* [REQUEST]: Repeat the listing in full. Nothing may be added or left out.

* [SUPPLIED RECORDS]:
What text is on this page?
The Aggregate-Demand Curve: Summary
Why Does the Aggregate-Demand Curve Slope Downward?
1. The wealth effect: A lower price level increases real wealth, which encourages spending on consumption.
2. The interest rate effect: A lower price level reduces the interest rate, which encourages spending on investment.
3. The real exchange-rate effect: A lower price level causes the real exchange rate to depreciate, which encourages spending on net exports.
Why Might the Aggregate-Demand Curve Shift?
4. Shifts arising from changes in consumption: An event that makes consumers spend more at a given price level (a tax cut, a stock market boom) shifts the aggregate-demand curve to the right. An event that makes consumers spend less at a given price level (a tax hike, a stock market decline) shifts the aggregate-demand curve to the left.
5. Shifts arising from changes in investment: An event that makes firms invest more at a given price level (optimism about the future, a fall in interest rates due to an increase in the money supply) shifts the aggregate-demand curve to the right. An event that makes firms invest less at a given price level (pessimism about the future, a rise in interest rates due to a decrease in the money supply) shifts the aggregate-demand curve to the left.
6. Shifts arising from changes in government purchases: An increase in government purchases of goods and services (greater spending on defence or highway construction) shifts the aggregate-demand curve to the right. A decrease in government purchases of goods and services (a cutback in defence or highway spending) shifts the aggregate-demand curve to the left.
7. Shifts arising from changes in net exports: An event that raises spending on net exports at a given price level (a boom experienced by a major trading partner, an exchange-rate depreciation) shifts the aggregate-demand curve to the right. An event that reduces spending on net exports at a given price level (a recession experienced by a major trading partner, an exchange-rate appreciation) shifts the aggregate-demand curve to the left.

* [OUTPUT FOR THIS TASK]:
What text is on this page?
The Aggregate-Demand Curve: Summary
Why Does the Aggregate-Demand Curve Slope Downward?
1. The wealth effect: A lower price level increases real wealth, which encourages spending on consumption.
2. The interest rate effect: A lower price level reduces the interest rate, which encourages spending on investment.
3. The real exchange-rate effect: A lower price level causes the real exchange rate to depreciate, which encourages spending on net exports.
Why Might the Aggregate-Demand Curve Shift?
4. Shifts arising from changes in consumption: An event that makes consumers spend more at a given price level (a tax cut, a stock market boom) shifts the aggregate-demand curve to the right. An event that makes consumers spend less at a given price level (a tax hike, a stock market decline) shifts the aggregate-demand curve to the left.
5. Shifts arising from changes in investment: An event that makes firms invest more at a given price level (optimism about the future, a fall in interest rates due to an increase in the money supply) shifts the aggregate-demand curve to the right. An event that makes firms invest less at a given price level (pessimism about the future, a rise in interest rates due to a decrease in the money supply) shifts the aggregate-demand curve to the left.
6. Shifts arising from changes in government purchases: An increase in government purchases of goods and services (greater spending on defence or highway construction) shifts the aggregate-demand curve to the right. A decrease in government purchases of goods and services (a cutback in defence or highway spending) shifts the aggregate-demand curve to the left.
7. Shifts arising from changes in net exports: An event that raises spending on net exports at a given price level (a boom experienced by a major trading partner, an exchange-rate depreciation) shifts the aggregate-demand curve to the right. An event that reduces spending on net exports at a given price level (a recession experienced by a major trading partner, an exchange-rate appreciation) shifts the aggregate-demand curve to the left.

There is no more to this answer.